§ **Goal**: Return the material word for word. Do not include pictures.

## start Source records

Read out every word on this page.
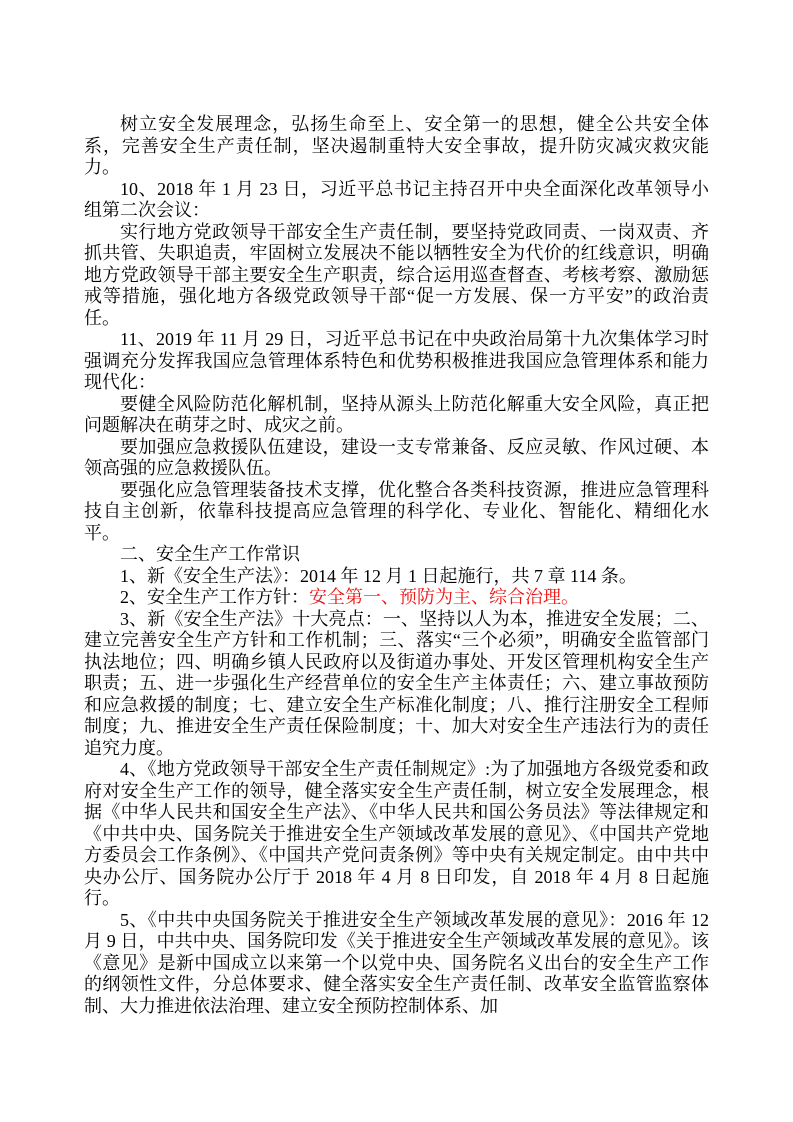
树立安全发展理念，弘扬生命至上、安全第一的思想，健全公共安全体系，完善安全生产责任制，坚决遏制重特大安全事故，提升防灾减灾救灾能力。

10、2018 年 1 月 23 日，习近平总书记主持召开中央全面深化改革领导小组第二次会议：

实行地方党政领导干部安全生产责任制，要坚持党政同责、一岗双责、齐抓共管、失职追责，牢固树立发展决不能以牺牲安全为代价的红线意识，明确地方党政领导干部主要安全生产职责，综合运用巡查督查、考核考察、激励惩戒等措施，强化地方各级党政领导干部“促一方发展、保一方平安”的政治责任。

11、2019 年 11 月 29 日，习近平总书记在中央政治局第十九次集体学习时强调充分发挥我国应急管理体系特色和优势积极推进我国应急管理体系和能力现代化：

要健全风险防范化解机制，坚持从源头上防范化解重大安全风险，真正把问题解决在萌芽之时、成灾之前。

要加强应急救援队伍建设，建设一支专常兼备、反应灵敏、作风过硬、本领高强的应急救援队伍。

要强化应急管理装备技术支撑，优化整合各类科技资源，推进应急管理科技自主创新，依靠科技提高应急管理的科学化、专业化、智能化、精细化水平。

二、安全生产工作常识

1、新《安全生产法》：2014 年 12 月 1 日起施行，共 7 章 114 条。

2、安全生产工作方针：安全第一、预防为主、综合治理。

3、新《安全生产法》十大亮点：一、坚持以人为本，推进安全发展；二、建立完善安全生产方针和工作机制；三、落实“三个必须”，明确安全监管部门执法地位；四、明确乡镇人民政府以及街道办事处、开发区管理机构安全生产职责；五、进一步强化生产经营单位的安全生产主体责任；六、建立事故预防和应急救援的制度；七、建立安全生产标准化制度；八、推行注册安全工程师制度；九、推进安全生产责任保险制度；十、加大对安全生产违法行为的责任追究力度。

4、《地方党政领导干部安全生产责任制规定》:为了加强地方各级党委和政府对安全生产工作的领导，健全落实安全生产责任制，树立安全发展理念，根据《中华人民共和国安全生产法》、《中华人民共和国公务员法》等法律规定和《中共中央、国务院关于推进安全生产领域改革发展的意见》、《中国共产党地方委员会工作条例》、《中国共产党问责条例》等中央有关规定制定。由中共中央办公厅、国务院办公厅于 2018 年 4 月 8 日印发，自 2018 年 4 月 8 日起施行。

5、《中共中央国务院关于推进安全生产领域改革发展的意见》：2016 年 12 月 9 日，中共中央、国务院印发《关于推进安全生产领域改革发展的意见》。该《意见》是新中国成立以来第一个以党中央、国务院名义出台的安全生产工作的纲领性文件，分总体要求、健全落实安全生产责任制、改革安全监管监察体制、大力推进依法治理、建立安全预防控制体系、加
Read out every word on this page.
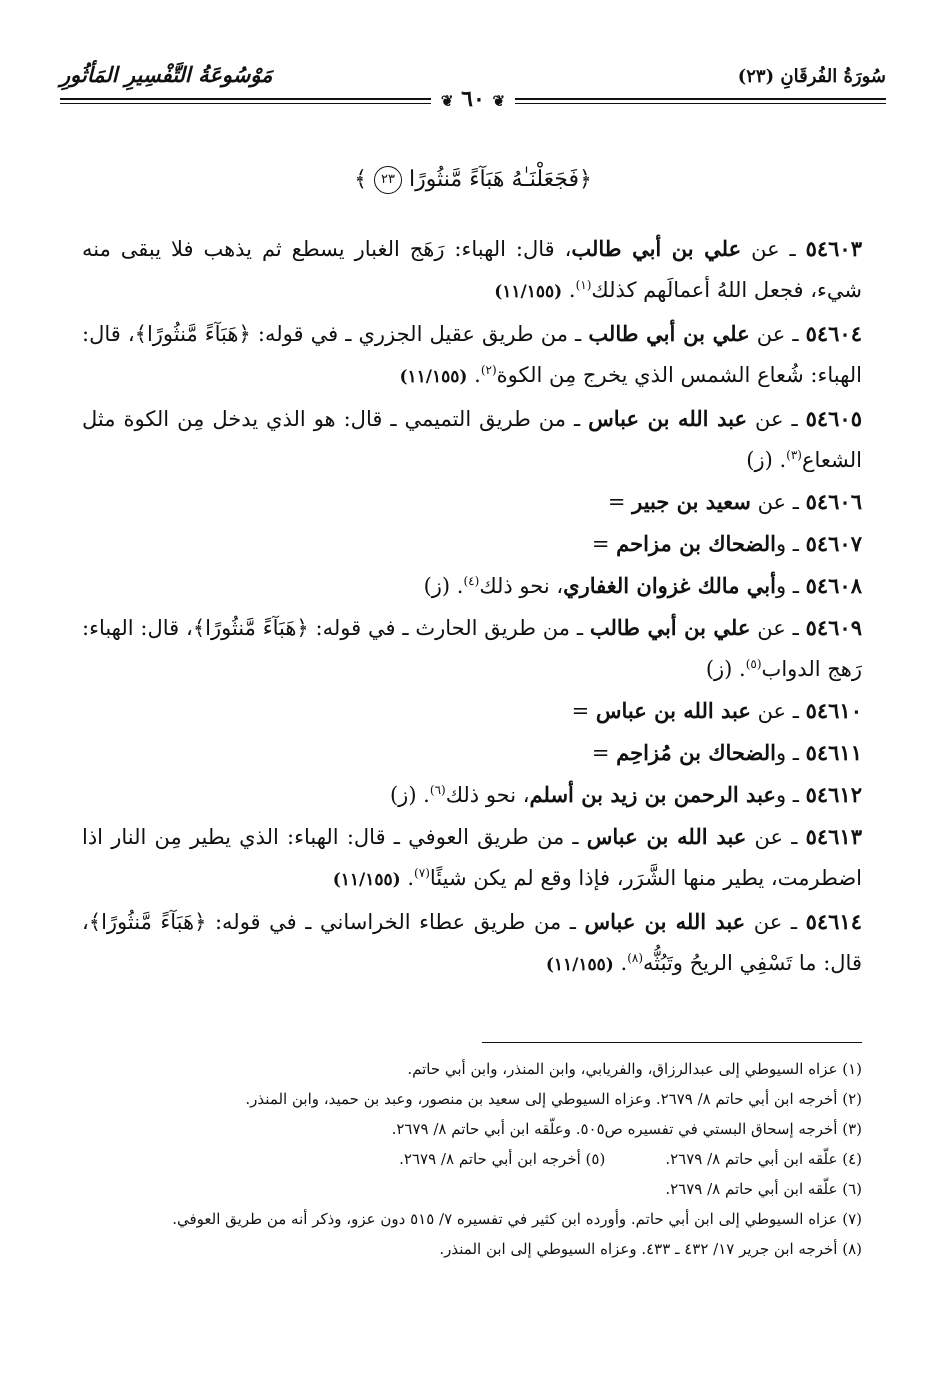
سُورَةُ الفُرقَانِ (٢٣)
مَوْسُوعَةُ التَّفْسِيرِ المَأثُورِ
❦ ٦٠ ❦
﴿فَجَعَلْنَـٰهُ هَبَآءً مَّنثُورًا ٢٣ ﴾

٥٤٦٠٣ ـ عن علي بن أبي طالب، قال: الهباء: رَهَج الغبار يسطع ثم يذهب فلا يبقى منه شيء، فجعل اللهُ أعمالَهم كذلك$^{(١)}$. (١١/١٥٥)

٥٤٦٠٤ ـ عن علي بن أبي طالب ـ من طريق عقيل الجزري ـ في قوله: ﴿هَبَآءً مَّنثُورًا﴾، قال: الهباء: شُعاع الشمس الذي يخرج مِن الكوة$^{(٢)}$. (١١/١٥٥)

٥٤٦٠٥ ـ عن عبد الله بن عباس ـ من طريق التميمي ـ قال: هو الذي يدخل مِن الكوة مثل الشعاع$^{(٣)}$. (ز)

٥٤٦٠٦ ـ عن سعيد بن جبير =

٥٤٦٠٧ ـ والضحاك بن مزاحم =

٥٤٦٠٨ ـ وأبي مالك غزوان الغفاري، نحو ذلك$^{(٤)}$. (ز)

٥٤٦٠٩ ـ عن علي بن أبي طالب ـ من طريق الحارث ـ في قوله: ﴿هَبَآءً مَّنثُورًا﴾، قال: الهباء: رَهج الدواب$^{(٥)}$. (ز)

٥٤٦١٠ ـ عن عبد الله بن عباس =

٥٤٦١١ ـ والضحاك بن مُزاحِم =

٥٤٦١٢ ـ وعبد الرحمن بن زيد بن أسلم، نحو ذلك$^{(٦)}$. (ز)

٥٤٦١٣ ـ عن عبد الله بن عباس ـ من طريق العوفي ـ قال: الهباء: الذي يطير مِن النار اذا اضطرمت، يطير منها الشَّرَر، فإذا وقع لم يكن شيئًا$^{(٧)}$. (١١/١٥٥)

٥٤٦١٤ ـ عن عبد الله بن عباس ـ من طريق عطاء الخراساني ـ في قوله: ﴿هَبَآءً مَّنثُورًا﴾، قال: ما تَسْفِي الريحُ وتَبُثُّه$^{(٨)}$. (١١/١٥٥)

(١) عزاه السيوطي إلى عبدالرزاق، والفريابي، وابن المنذر، وابن أبي حاتم.

(٢) أخرجه ابن أبي حاتم ٨/ ٢٦٧٩. وعزاه السيوطي إلى سعيد بن منصور، وعبد بن حميد، وابن المنذر.

(٣) أخرجه إسحاق البستي في تفسيره ص٥٠٥. وعلّقه ابن أبي حاتم ٨/ ٢٦٧٩.

(٤) علّقه ابن أبي حاتم ٨/ ٢٦٧٩.
(٥) أخرجه ابن أبي حاتم ٨/ ٢٦٧٩.

(٦) علّقه ابن أبي حاتم ٨/ ٢٦٧٩.

(٧) عزاه السيوطي إلى ابن أبي حاتم. وأورده ابن كثير في تفسيره ٧/ ٥١٥ دون عزو، وذكر أنه من طريق العوفي.

(٨) أخرجه ابن جرير ١٧/ ٤٣٢ ـ ٤٣٣. وعزاه السيوطي إلى ابن المنذر.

## end Source records

§ **Output of the task**:
Read out every word on this page.
树立安全发展理念，弘扬生命至上、安全第一的思想，健全公共安全体系，完善安全生产责任制，坚决遏制重特大安全事故，提升防灾减灾救灾能力。

10、2018 年 1 月 23 日，习近平总书记主持召开中央全面深化改革领导小组第二次会议：

实行地方党政领导干部安全生产责任制，要坚持党政同责、一岗双责、齐抓共管、失职追责，牢固树立发展决不能以牺牲安全为代价的红线意识，明确地方党政领导干部主要安全生产职责，综合运用巡查督查、考核考察、激励惩戒等措施，强化地方各级党政领导干部“促一方发展、保一方平安”的政治责任。

11、2019 年 11 月 29 日，习近平总书记在中央政治局第十九次集体学习时强调充分发挥我国应急管理体系特色和优势积极推进我国应急管理体系和能力现代化：

要健全风险防范化解机制，坚持从源头上防范化解重大安全风险，真正把问题解决在萌芽之时、成灾之前。

要加强应急救援队伍建设，建设一支专常兼备、反应灵敏、作风过硬、本领高强的应急救援队伍。

要强化应急管理装备技术支撑，优化整合各类科技资源，推进应急管理科技自主创新，依靠科技提高应急管理的科学化、专业化、智能化、精细化水平。

二、安全生产工作常识

1、新《安全生产法》：2014 年 12 月 1 日起施行，共 7 章 114 条。

2、安全生产工作方针：安全第一、预防为主、综合治理。

3、新《安全生产法》十大亮点：一、坚持以人为本，推进安全发展；二、建立完善安全生产方针和工作机制；三、落实“三个必须”，明确安全监管部门执法地位；四、明确乡镇人民政府以及街道办事处、开发区管理机构安全生产职责；五、进一步强化生产经营单位的安全生产主体责任；六、建立事故预防和应急救援的制度；七、建立安全生产标准化制度；八、推行注册安全工程师制度；九、推进安全生产责任保险制度；十、加大对安全生产违法行为的责任追究力度。

4、《地方党政领导干部安全生产责任制规定》:为了加强地方各级党委和政府对安全生产工作的领导，健全落实安全生产责任制，树立安全发展理念，根据《中华人民共和国安全生产法》、《中华人民共和国公务员法》等法律规定和《中共中央、国务院关于推进安全生产领域改革发展的意见》、《中国共产党地方委员会工作条例》、《中国共产党问责条例》等中央有关规定制定。由中共中央办公厅、国务院办公厅于 2018 年 4 月 8 日印发，自 2018 年 4 月 8 日起施行。

5、《中共中央国务院关于推进安全生产领域改革发展的意见》：2016 年 12 月 9 日，中共中央、国务院印发《关于推进安全生产领域改革发展的意见》。该《意见》是新中国成立以来第一个以党中央、国务院名义出台的安全生产工作的纲领性文件，分总体要求、健全落实安全生产责任制、改革安全监管监察体制、大力推进依法治理、建立安全预防控制体系、加
Read out every word on this page.
سُورَةُ الفُرقَانِ (٢٣)
مَوْسُوعَةُ التَّفْسِيرِ المَأثُورِ
❦ ٦٠ ❦
﴿فَجَعَلْنَـٰهُ هَبَآءً مَّنثُورًا ٢٣ ﴾

٥٤٦٠٣ ـ عن علي بن أبي طالب، قال: الهباء: رَهَج الغبار يسطع ثم يذهب فلا يبقى منه شيء، فجعل اللهُ أعمالَهم كذلك$^{(١)}$. (١١/١٥٥)

٥٤٦٠٤ ـ عن علي بن أبي طالب ـ من طريق عقيل الجزري ـ في قوله: ﴿هَبَآءً مَّنثُورًا﴾، قال: الهباء: شُعاع الشمس الذي يخرج مِن الكوة$^{(٢)}$. (١١/١٥٥)

٥٤٦٠٥ ـ عن عبد الله بن عباس ـ من طريق التميمي ـ قال: هو الذي يدخل مِن الكوة مثل الشعاع$^{(٣)}$. (ز)

٥٤٦٠٦ ـ عن سعيد بن جبير =

٥٤٦٠٧ ـ والضحاك بن مزاحم =

٥٤٦٠٨ ـ وأبي مالك غزوان الغفاري، نحو ذلك$^{(٤)}$. (ز)

٥٤٦٠٩ ـ عن علي بن أبي طالب ـ من طريق الحارث ـ في قوله: ﴿هَبَآءً مَّنثُورًا﴾، قال: الهباء: رَهج الدواب$^{(٥)}$. (ز)

٥٤٦١٠ ـ عن عبد الله بن عباس =

٥٤٦١١ ـ والضحاك بن مُزاحِم =

٥٤٦١٢ ـ وعبد الرحمن بن زيد بن أسلم، نحو ذلك$^{(٦)}$. (ز)

٥٤٦١٣ ـ عن عبد الله بن عباس ـ من طريق العوفي ـ قال: الهباء: الذي يطير مِن النار اذا اضطرمت، يطير منها الشَّرَر، فإذا وقع لم يكن شيئًا$^{(٧)}$. (١١/١٥٥)

٥٤٦١٤ ـ عن عبد الله بن عباس ـ من طريق عطاء الخراساني ـ في قوله: ﴿هَبَآءً مَّنثُورًا﴾، قال: ما تَسْفِي الريحُ وتَبُثُّه$^{(٨)}$. (١١/١٥٥)

(١) عزاه السيوطي إلى عبدالرزاق، والفريابي، وابن المنذر، وابن أبي حاتم.

(٢) أخرجه ابن أبي حاتم ٨/ ٢٦٧٩. وعزاه السيوطي إلى سعيد بن منصور، وعبد بن حميد، وابن المنذر.

(٣) أخرجه إسحاق البستي في تفسيره ص٥٠٥. وعلّقه ابن أبي حاتم ٨/ ٢٦٧٩.

(٤) علّقه ابن أبي حاتم ٨/ ٢٦٧٩.
(٥) أخرجه ابن أبي حاتم ٨/ ٢٦٧٩.

(٦) علّقه ابن أبي حاتم ٨/ ٢٦٧٩.

(٧) عزاه السيوطي إلى ابن أبي حاتم. وأورده ابن كثير في تفسيره ٧/ ٥١٥ دون عزو، وذكر أنه من طريق العوفي.

(٨) أخرجه ابن جرير ١٧/ ٤٣٢ ـ ٤٣٣. وعزاه السيوطي إلى ابن المنذر.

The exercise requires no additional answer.